Extracted data -
──────

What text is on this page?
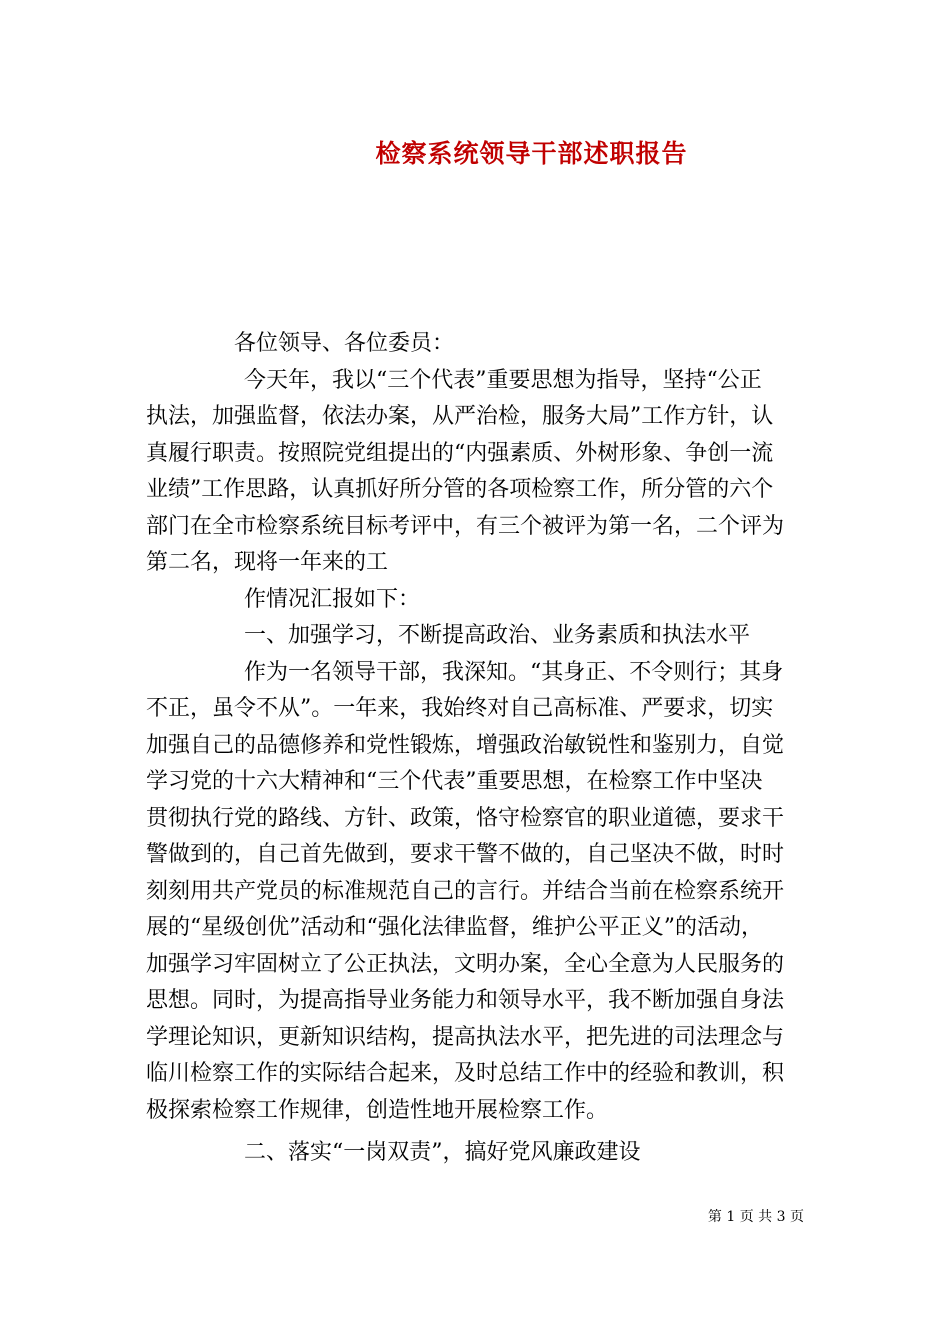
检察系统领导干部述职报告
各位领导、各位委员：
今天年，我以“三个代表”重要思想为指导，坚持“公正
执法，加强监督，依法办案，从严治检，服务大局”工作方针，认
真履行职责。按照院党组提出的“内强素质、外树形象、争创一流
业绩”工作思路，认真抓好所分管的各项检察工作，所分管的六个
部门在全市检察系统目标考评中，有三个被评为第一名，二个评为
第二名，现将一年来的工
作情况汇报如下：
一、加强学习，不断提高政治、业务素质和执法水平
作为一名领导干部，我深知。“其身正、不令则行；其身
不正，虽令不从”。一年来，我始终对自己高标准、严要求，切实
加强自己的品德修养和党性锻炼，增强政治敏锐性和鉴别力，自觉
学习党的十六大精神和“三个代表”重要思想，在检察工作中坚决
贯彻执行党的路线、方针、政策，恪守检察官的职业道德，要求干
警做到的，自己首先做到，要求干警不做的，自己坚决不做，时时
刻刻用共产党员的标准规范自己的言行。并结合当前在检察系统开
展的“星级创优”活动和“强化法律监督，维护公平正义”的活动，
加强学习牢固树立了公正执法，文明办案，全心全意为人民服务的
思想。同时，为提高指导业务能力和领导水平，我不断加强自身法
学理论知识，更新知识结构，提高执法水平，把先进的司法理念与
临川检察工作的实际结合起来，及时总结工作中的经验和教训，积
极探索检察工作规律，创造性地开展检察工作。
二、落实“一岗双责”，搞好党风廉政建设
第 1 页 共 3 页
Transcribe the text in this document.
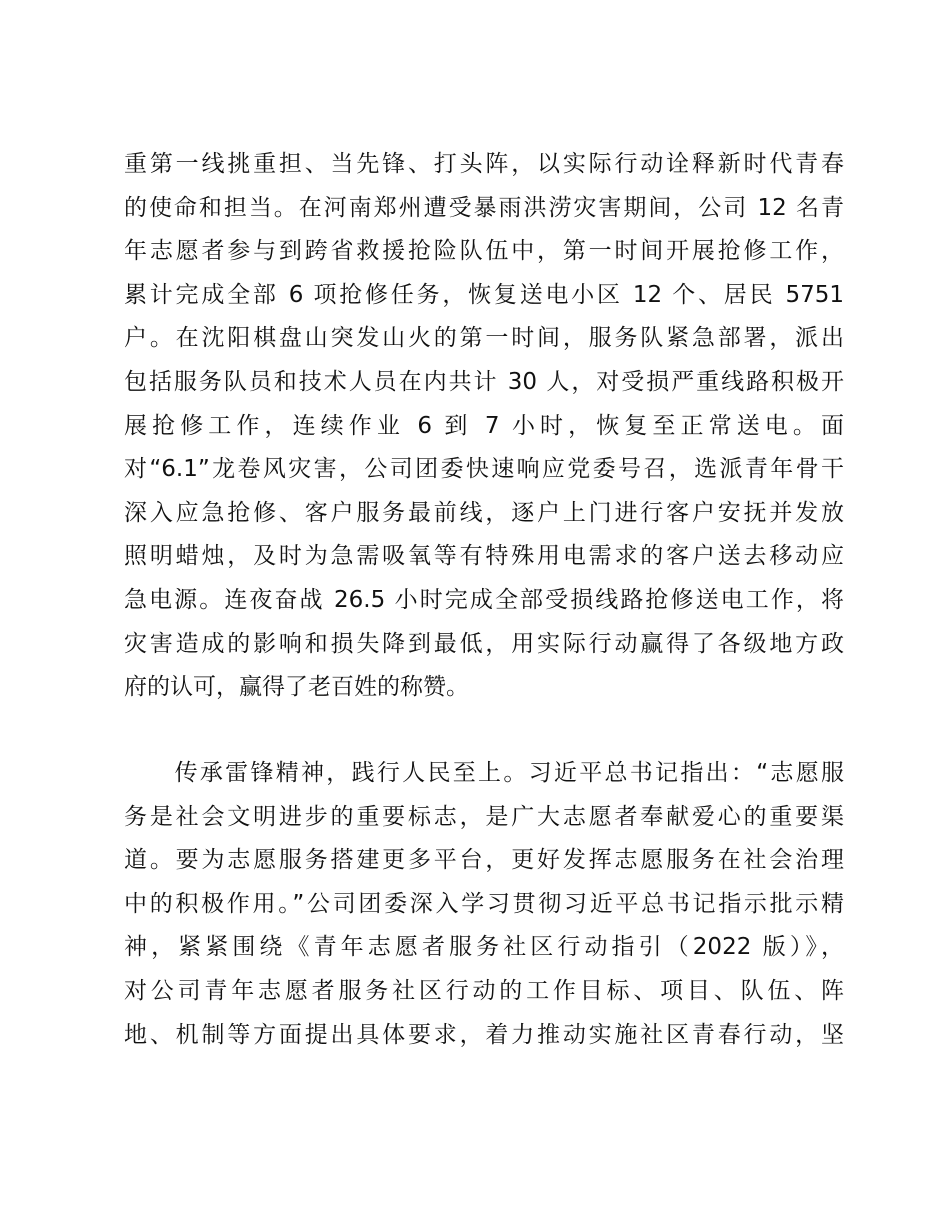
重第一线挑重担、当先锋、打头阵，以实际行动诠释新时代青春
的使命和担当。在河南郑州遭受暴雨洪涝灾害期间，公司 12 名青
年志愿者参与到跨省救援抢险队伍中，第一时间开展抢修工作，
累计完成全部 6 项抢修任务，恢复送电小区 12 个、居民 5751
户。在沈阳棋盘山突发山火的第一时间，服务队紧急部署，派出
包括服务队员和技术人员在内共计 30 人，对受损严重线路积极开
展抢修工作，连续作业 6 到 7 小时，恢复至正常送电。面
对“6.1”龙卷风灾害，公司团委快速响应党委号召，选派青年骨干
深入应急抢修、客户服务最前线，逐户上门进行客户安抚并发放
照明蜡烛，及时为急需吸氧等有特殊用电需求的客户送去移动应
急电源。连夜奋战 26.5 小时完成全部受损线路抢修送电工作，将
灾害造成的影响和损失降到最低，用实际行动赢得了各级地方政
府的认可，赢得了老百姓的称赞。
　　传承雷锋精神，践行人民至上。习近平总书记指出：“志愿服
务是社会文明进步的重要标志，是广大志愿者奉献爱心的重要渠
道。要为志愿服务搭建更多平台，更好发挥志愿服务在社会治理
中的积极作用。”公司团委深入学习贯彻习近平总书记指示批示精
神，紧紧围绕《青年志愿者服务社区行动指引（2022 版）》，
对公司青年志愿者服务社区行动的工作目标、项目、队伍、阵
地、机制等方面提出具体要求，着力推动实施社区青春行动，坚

──────

Written task - Keep only those lines of the records that hold "三个代表", and return them.

Task result -
今天年，我以“三个代表”重要思想为指导，坚持“公正
学习党的十六大精神和“三个代表”重要思想，在检察工作中坚决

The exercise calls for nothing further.